(GIVEN PROBLEM) Transcribe the records that follow in their entirety, omitting any pictures.
────
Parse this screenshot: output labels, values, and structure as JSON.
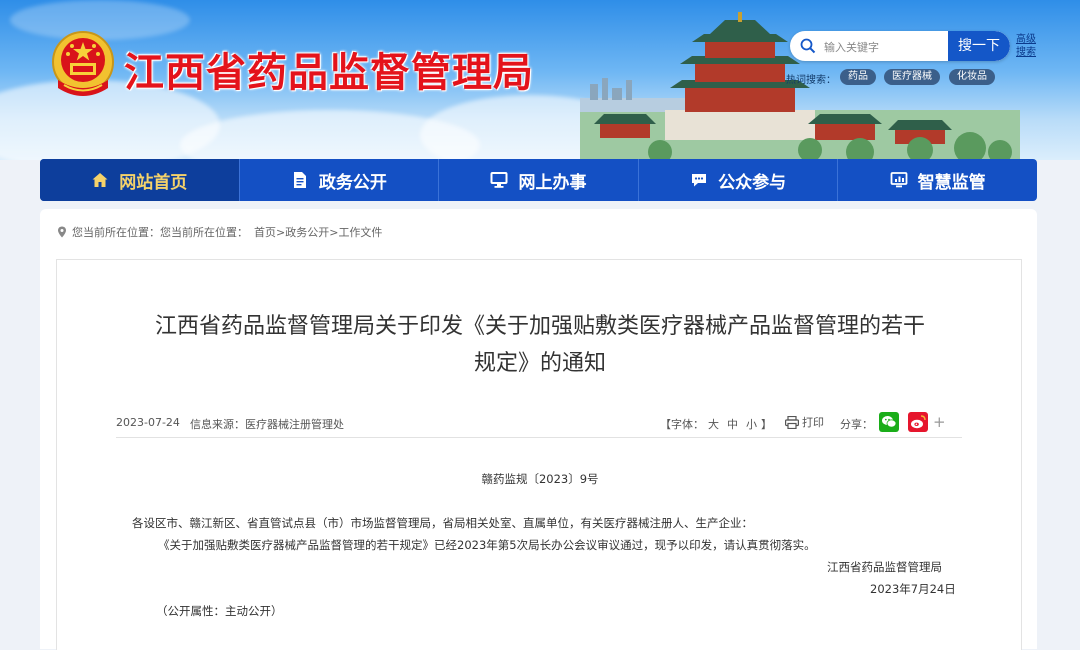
{
  "header": {
    "site_title": "江西省药品监督管理局",
    "search": {
      "placeholder": "输入关键字",
      "button_label": "搜一下",
      "advanced_label": "高级搜索"
    },
    "hot_search": {
      "label": "热词搜索：",
      "tags": [
        "药品",
        "医疗器械",
        "化妆品"
      ]
    }
  },
  "nav": {
    "items": [
      {
        "label": "网站首页",
        "icon": "home-icon"
      },
      {
        "label": "政务公开",
        "icon": "document-icon"
      },
      {
        "label": "网上办事",
        "icon": "monitor-icon"
      },
      {
        "label": "公众参与",
        "icon": "chat-icon"
      },
      {
        "label": "智慧监管",
        "icon": "chart-board-icon"
      }
    ],
    "active_index": 0
  },
  "breadcrumb": {
    "prefix": "您当前所在位置：",
    "text": "您当前所在位置：",
    "items": [
      "首页",
      "政务公开",
      "工作文件"
    ],
    "separator": ">"
  },
  "article": {
    "title_line1": "江西省药品监督管理局关于印发《关于加强贴敷类医疗器械产品监督管理的若干",
    "title_line2": "规定》的通知",
    "date": "2023-07-24",
    "source": "信息来源：医疗器械注册管理处",
    "font_size": {
      "prefix": "【字体：",
      "large": "大",
      "medium": "中",
      "small": "小",
      "suffix": "】"
    },
    "print_label": "打印",
    "share_label": "分享：",
    "doc_number": "赣药监规〔2023〕9号",
    "addressee": "各设区市、赣江新区、省直管试点县（市）市场监督管理局，省局相关处室、直属单位，有关医疗器械注册人、生产企业：",
    "body": "《关于加强贴敷类医疗器械产品监督管理的若干规定》已经2023年第5次局长办公会议审议通过，现予以印发，请认真贯彻落实。",
    "signature": "江西省药品监督管理局",
    "sign_date": "2023年7月24日",
    "disclosure": "（公开属性：主动公开）"
  },
  "colors": {
    "title_red": "#e4131b",
    "nav_blue": "#1450c4",
    "nav_active_text": "#f5d26a"
  }
}
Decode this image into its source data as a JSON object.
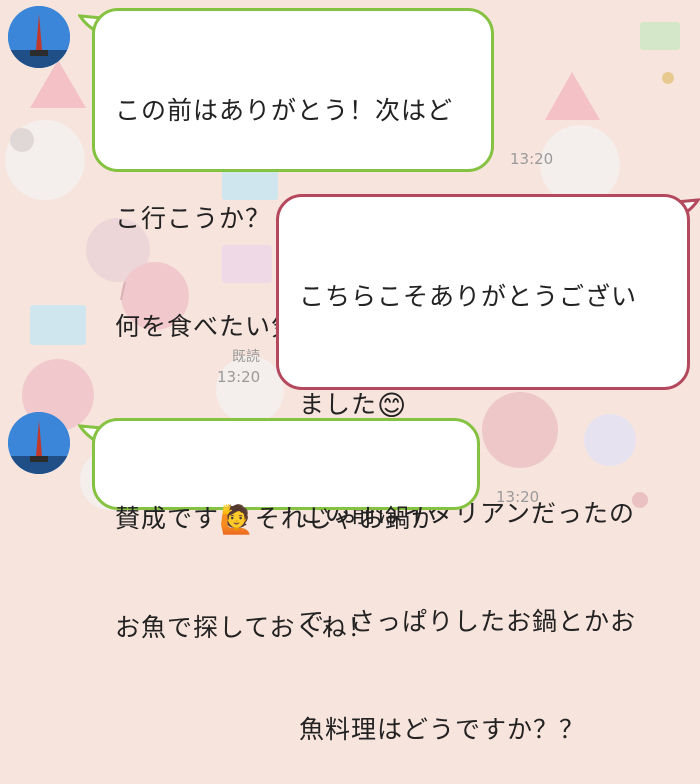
{
  "messages": [
    {
      "sender": "friend",
      "lines": [
        "この前はありがとう！次はど",
        "こ行こうか？",
        "何を食べたい気分かな〜？"
      ],
      "emoji": "🤔",
      "emoji_name": "thinking-face",
      "time": "13:20"
    },
    {
      "sender": "me",
      "line1": "こちらこそありがとうござい",
      "line2": "ました",
      "emoji": "😊",
      "emoji_name": "smiling-face",
      "lines_after": [
        "この前はイタリアンだったの",
        "で、さっぱりしたお鍋とかお",
        "魚料理はどうですか？？"
      ],
      "read_status": "既読",
      "time": "13:20"
    },
    {
      "sender": "friend",
      "line1_a": "賛成です",
      "emoji": "🙋",
      "emoji_name": "raising-hand-woman",
      "line1_b": "それじゃお鍋か",
      "line2": "お魚で探しておくね！",
      "time": "13:20"
    }
  ],
  "colors": {
    "friend_bubble_border": "#86c241",
    "my_bubble_border": "#b4485d",
    "background": "#f7e4dd"
  }
}
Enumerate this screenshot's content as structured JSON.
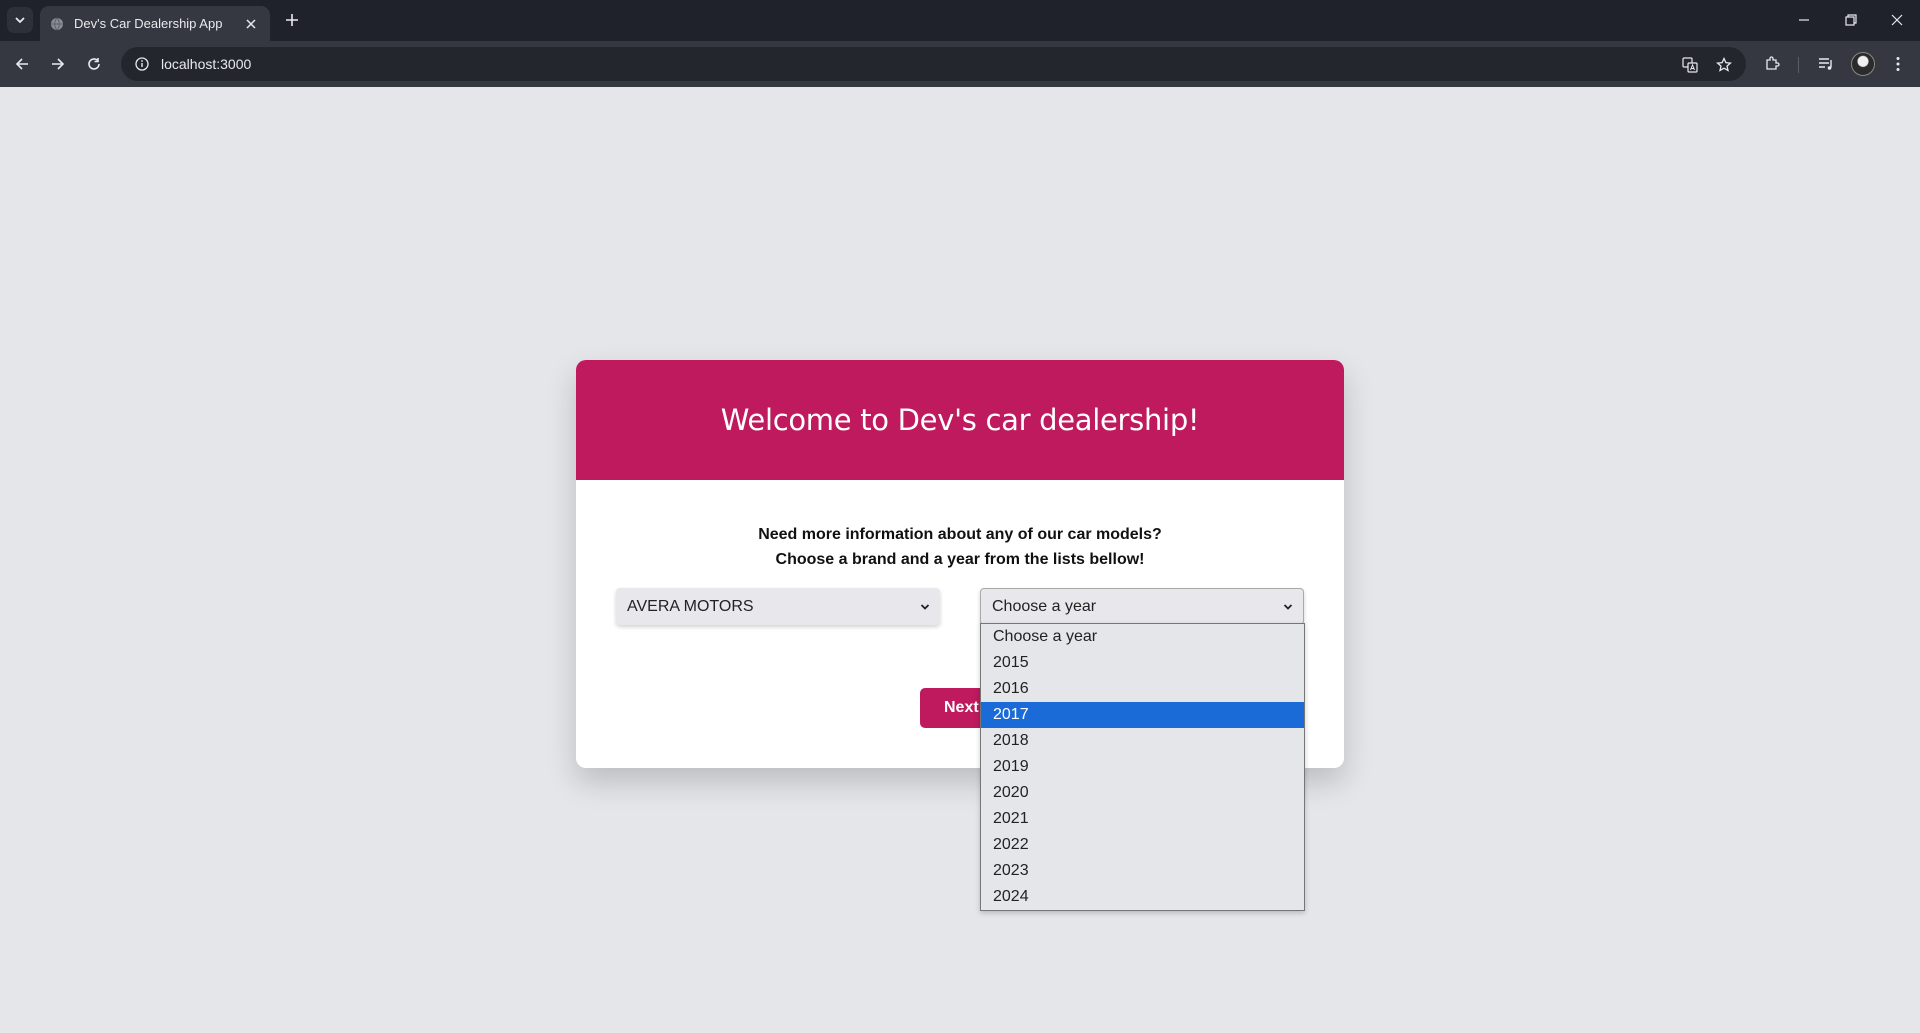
{
  "browser": {
    "tab_title": "Dev's Car Dealership App",
    "url": "localhost:3000"
  },
  "page": {
    "header_title": "Welcome to Dev's car dealership!",
    "intro_line1": "Need more information about any of our car models?",
    "intro_line2": "Choose a brand and a year from the lists bellow!",
    "brand_select_value": "AVERA MOTORS",
    "year_select_value": "Choose a year",
    "next_button_label": "Next",
    "year_options": [
      "Choose a year",
      "2015",
      "2016",
      "2017",
      "2018",
      "2019",
      "2020",
      "2021",
      "2022",
      "2023",
      "2024"
    ],
    "highlighted_year": "2017"
  },
  "colors": {
    "accent": "#be1a5d",
    "page_background": "#e5e6ea",
    "option_highlight": "#1a6bd8"
  },
  "icons": [
    "tab-list-icon",
    "globe-icon",
    "close-icon",
    "plus-icon",
    "minimize-icon",
    "restore-icon",
    "back-icon",
    "forward-icon",
    "reload-icon",
    "info-icon",
    "translate-icon",
    "star-icon",
    "extensions-icon",
    "media-icon",
    "menu-icon",
    "chevron-down-icon"
  ]
}
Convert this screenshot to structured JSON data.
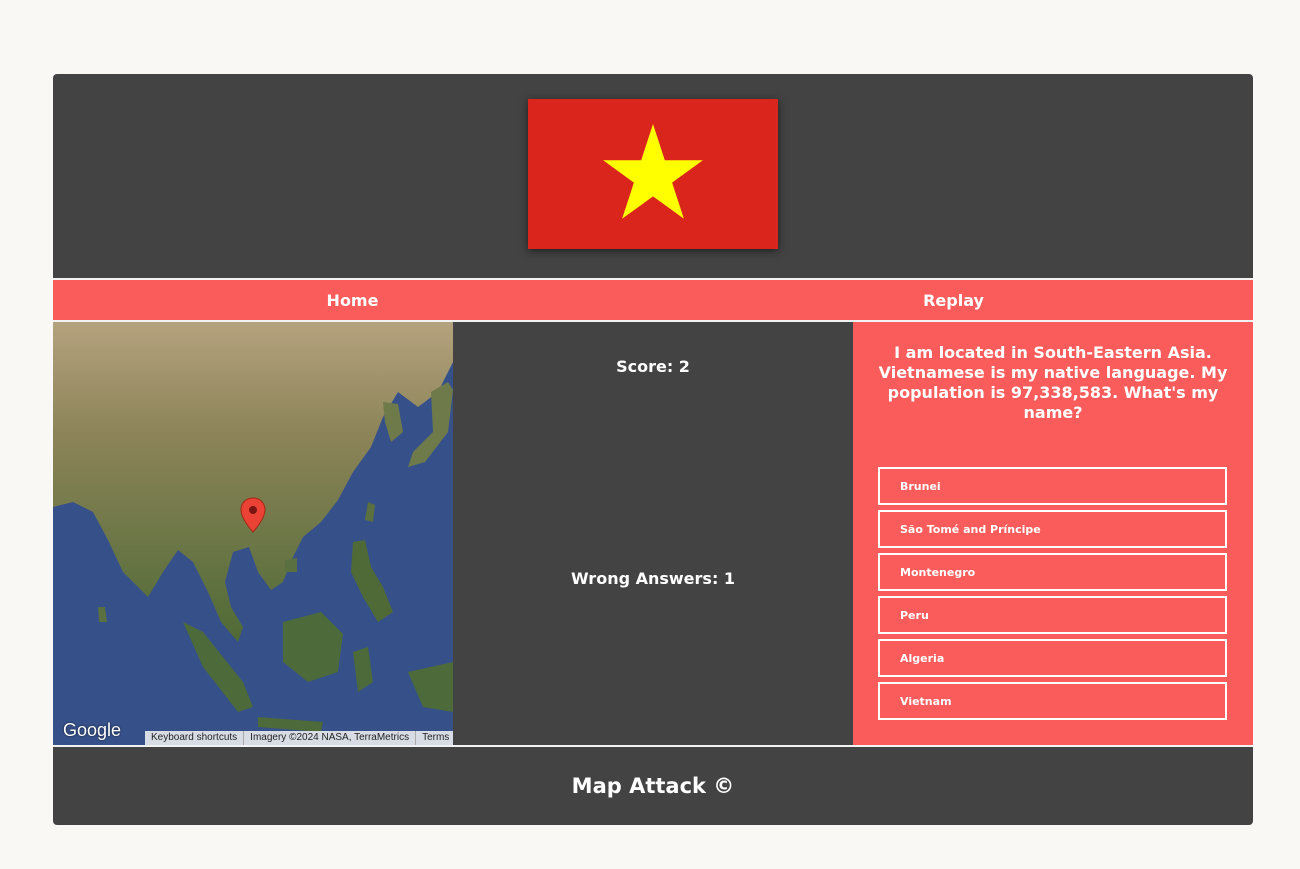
{
  "flag": {
    "country_alt": "Vietnam flag",
    "background_color": "#da251d",
    "star_color": "#ffff00"
  },
  "nav": {
    "home_label": "Home",
    "replay_label": "Replay"
  },
  "map": {
    "marker_icon": "map-pin-icon",
    "logo_text": "Google",
    "attribution": {
      "shortcuts": "Keyboard shortcuts",
      "imagery": "Imagery ©2024 NASA, TerraMetrics",
      "terms": "Terms"
    }
  },
  "stats": {
    "score": "Score: 2",
    "wrong_answers": "Wrong Answers: 1"
  },
  "question": {
    "text": "I am located in South-Eastern Asia. Vietnamese is my native language. My population is 97,338,583. What's my name?",
    "options": [
      "Brunei",
      "São Tomé and Príncipe",
      "Montenegro",
      "Peru",
      "Algeria",
      "Vietnam"
    ]
  },
  "footer": {
    "text": "Map Attack ©"
  },
  "colors": {
    "accent": "#fa5c5c",
    "panel": "#434343",
    "page_background": "#f9f8f5"
  }
}
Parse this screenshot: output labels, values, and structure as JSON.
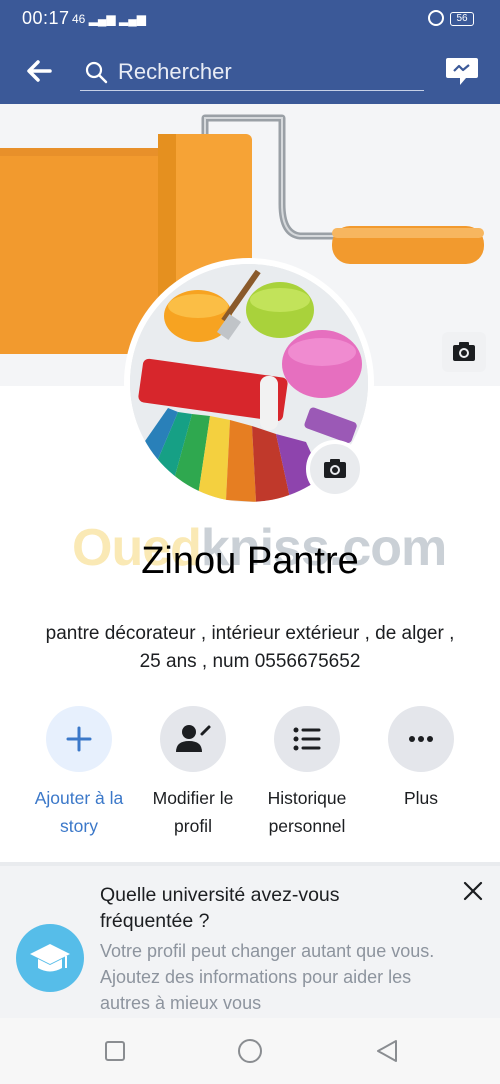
{
  "status": {
    "time": "00:17",
    "signal": "46",
    "battery": "56"
  },
  "search": {
    "placeholder": "Rechercher"
  },
  "watermark": {
    "part1": "Oued",
    "part2": "kniss.com"
  },
  "profile": {
    "name": "Zinou Pantre",
    "bio": "pantre décorateur , intérieur extérieur , de alger , 25 ans , num 0556675652"
  },
  "actions": [
    {
      "label": "Ajouter à la story",
      "icon": "plus-icon"
    },
    {
      "label": "Modifier le profil",
      "icon": "edit-profile-icon"
    },
    {
      "label": "Historique personnel",
      "icon": "list-icon"
    },
    {
      "label": "Plus",
      "icon": "more-icon"
    }
  ],
  "card": {
    "question": "Quelle université avez-vous fréquentée ?",
    "description": "Votre profil peut changer autant que vous. Ajoutez des informations pour aider les autres à mieux vous"
  },
  "colors": {
    "brand": "#3b5998",
    "accent": "#3b78c9",
    "paint": "#f29a2e"
  }
}
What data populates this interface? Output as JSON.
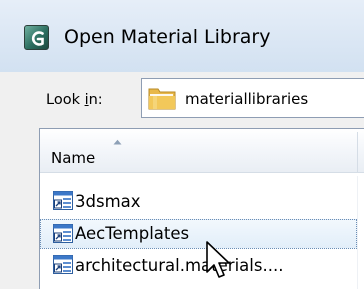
{
  "window": {
    "title": "Open Material Library",
    "app_icon": "3ds-max-app-icon"
  },
  "lookin": {
    "label": "Look in:",
    "value": "materiallibraries",
    "icon": "folder-icon"
  },
  "list": {
    "columns": [
      {
        "label": "Name",
        "sorted": "ascending"
      }
    ],
    "items": [
      {
        "label": "3dsmax",
        "icon": "shortcut-icon",
        "selected": false
      },
      {
        "label": "AecTemplates",
        "icon": "shortcut-icon",
        "selected": true
      },
      {
        "label": "architectural.materials....",
        "icon": "shortcut-icon",
        "selected": false
      }
    ]
  },
  "pointer": "mouse-cursor"
}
────
(PROBLEM SOLUTION)
Parse this screenshot: output labels, values, and structure as JSON.
{
  "header": {
    "site_title": "江西省药品监督管理局",
    "search": {
      "placeholder": "输入关键字",
      "button_label": "搜一下",
      "advanced_label": "高级搜索"
    },
    "hot_search": {
      "label": "热词搜索：",
      "tags": [
        "药品",
        "医疗器械",
        "化妆品"
      ]
    }
  },
  "nav": {
    "items": [
      {
        "label": "网站首页",
        "icon": "home-icon"
      },
      {
        "label": "政务公开",
        "icon": "document-icon"
      },
      {
        "label": "网上办事",
        "icon": "monitor-icon"
      },
      {
        "label": "公众参与",
        "icon": "chat-icon"
      },
      {
        "label": "智慧监管",
        "icon": "chart-board-icon"
      }
    ],
    "active_index": 0
  },
  "breadcrumb": {
    "prefix": "您当前所在位置：",
    "text": "您当前所在位置：",
    "items": [
      "首页",
      "政务公开",
      "工作文件"
    ],
    "separator": ">"
  },
  "article": {
    "title_line1": "江西省药品监督管理局关于印发《关于加强贴敷类医疗器械产品监督管理的若干",
    "title_line2": "规定》的通知",
    "date": "2023-07-24",
    "source": "信息来源：医疗器械注册管理处",
    "font_size": {
      "prefix": "【字体：",
      "large": "大",
      "medium": "中",
      "small": "小",
      "suffix": "】"
    },
    "print_label": "打印",
    "share_label": "分享：",
    "doc_number": "赣药监规〔2023〕9号",
    "addressee": "各设区市、赣江新区、省直管试点县（市）市场监督管理局，省局相关处室、直属单位，有关医疗器械注册人、生产企业：",
    "body": "《关于加强贴敷类医疗器械产品监督管理的若干规定》已经2023年第5次局长办公会议审议通过，现予以印发，请认真贯彻落实。",
    "signature": "江西省药品监督管理局",
    "sign_date": "2023年7月24日",
    "disclosure": "（公开属性：主动公开）"
  },
  "colors": {
    "title_red": "#e4131b",
    "nav_blue": "#1450c4",
    "nav_active_text": "#f5d26a"
  }
}
Decode this image into its source data as a JSON object.
{
  "messages": [
    {
      "sender": "friend",
      "lines": [
        "この前はありがとう！次はど",
        "こ行こうか？",
        "何を食べたい気分かな〜？"
      ],
      "emoji": "🤔",
      "emoji_name": "thinking-face",
      "time": "13:20"
    },
    {
      "sender": "me",
      "line1": "こちらこそありがとうござい",
      "line2": "ました",
      "emoji": "😊",
      "emoji_name": "smiling-face",
      "lines_after": [
        "この前はイタリアンだったの",
        "で、さっぱりしたお鍋とかお",
        "魚料理はどうですか？？"
      ],
      "read_status": "既読",
      "time": "13:20"
    },
    {
      "sender": "friend",
      "line1_a": "賛成です",
      "emoji": "🙋",
      "emoji_name": "raising-hand-woman",
      "line1_b": "それじゃお鍋か",
      "line2": "お魚で探しておくね！",
      "time": "13:20"
    }
  ],
  "colors": {
    "friend_bubble_border": "#86c241",
    "my_bubble_border": "#b4485d",
    "background": "#f7e4dd"
  }
}
Enumerate this screenshot's content as structured JSON.
{
  "browser": {
    "tab_title": "Dev's Car Dealership App",
    "url": "localhost:3000"
  },
  "page": {
    "header_title": "Welcome to Dev's car dealership!",
    "intro_line1": "Need more information about any of our car models?",
    "intro_line2": "Choose a brand and a year from the lists bellow!",
    "brand_select_value": "AVERA MOTORS",
    "year_select_value": "Choose a year",
    "next_button_label": "Next",
    "year_options": [
      "Choose a year",
      "2015",
      "2016",
      "2017",
      "2018",
      "2019",
      "2020",
      "2021",
      "2022",
      "2023",
      "2024"
    ],
    "highlighted_year": "2017"
  },
  "colors": {
    "accent": "#be1a5d",
    "page_background": "#e5e6ea",
    "option_highlight": "#1a6bd8"
  },
  "icons": [
    "tab-list-icon",
    "globe-icon",
    "close-icon",
    "plus-icon",
    "minimize-icon",
    "restore-icon",
    "back-icon",
    "forward-icon",
    "reload-icon",
    "info-icon",
    "translate-icon",
    "star-icon",
    "extensions-icon",
    "media-icon",
    "menu-icon",
    "chevron-down-icon"
  ]
}
Convert this screenshot to structured JSON data.
{
  "flag": {
    "country_alt": "Vietnam flag",
    "background_color": "#da251d",
    "star_color": "#ffff00"
  },
  "nav": {
    "home_label": "Home",
    "replay_label": "Replay"
  },
  "map": {
    "marker_icon": "map-pin-icon",
    "logo_text": "Google",
    "attribution": {
      "shortcuts": "Keyboard shortcuts",
      "imagery": "Imagery ©2024 NASA, TerraMetrics",
      "terms": "Terms"
    }
  },
  "stats": {
    "score": "Score: 2",
    "wrong_answers": "Wrong Answers: 1"
  },
  "question": {
    "text": "I am located in South-Eastern Asia. Vietnamese is my native language. My population is 97,338,583. What's my name?",
    "options": [
      "Brunei",
      "São Tomé and Príncipe",
      "Montenegro",
      "Peru",
      "Algeria",
      "Vietnam"
    ]
  },
  "footer": {
    "text": "Map Attack ©"
  },
  "colors": {
    "accent": "#fa5c5c",
    "panel": "#434343",
    "page_background": "#f9f8f5"
  }
}
Parse this screenshot: output labels, values, and structure as JSON.
{
  "status": {
    "time": "00:17",
    "signal": "46",
    "battery": "56"
  },
  "search": {
    "placeholder": "Rechercher"
  },
  "watermark": {
    "part1": "Oued",
    "part2": "kniss.com"
  },
  "profile": {
    "name": "Zinou Pantre",
    "bio": "pantre décorateur , intérieur extérieur , de alger , 25 ans , num 0556675652"
  },
  "actions": [
    {
      "label": "Ajouter à la story",
      "icon": "plus-icon"
    },
    {
      "label": "Modifier le profil",
      "icon": "edit-profile-icon"
    },
    {
      "label": "Historique personnel",
      "icon": "list-icon"
    },
    {
      "label": "Plus",
      "icon": "more-icon"
    }
  ],
  "card": {
    "question": "Quelle université avez-vous fréquentée ?",
    "description": "Votre profil peut changer autant que vous. Ajoutez des informations pour aider les autres à mieux vous"
  },
  "colors": {
    "brand": "#3b5998",
    "accent": "#3b78c9",
    "paint": "#f29a2e"
  }
}
What data populates this interface? Output as JSON.
{
  "window": {
    "title": "Open Material Library",
    "app_icon": "3ds-max-app-icon"
  },
  "lookin": {
    "label": "Look in:",
    "value": "materiallibraries",
    "icon": "folder-icon"
  },
  "list": {
    "columns": [
      {
        "label": "Name",
        "sorted": "ascending"
      }
    ],
    "items": [
      {
        "label": "3dsmax",
        "icon": "shortcut-icon",
        "selected": false
      },
      {
        "label": "AecTemplates",
        "icon": "shortcut-icon",
        "selected": true
      },
      {
        "label": "architectural.materials....",
        "icon": "shortcut-icon",
        "selected": false
      }
    ]
  },
  "pointer": "mouse-cursor"
}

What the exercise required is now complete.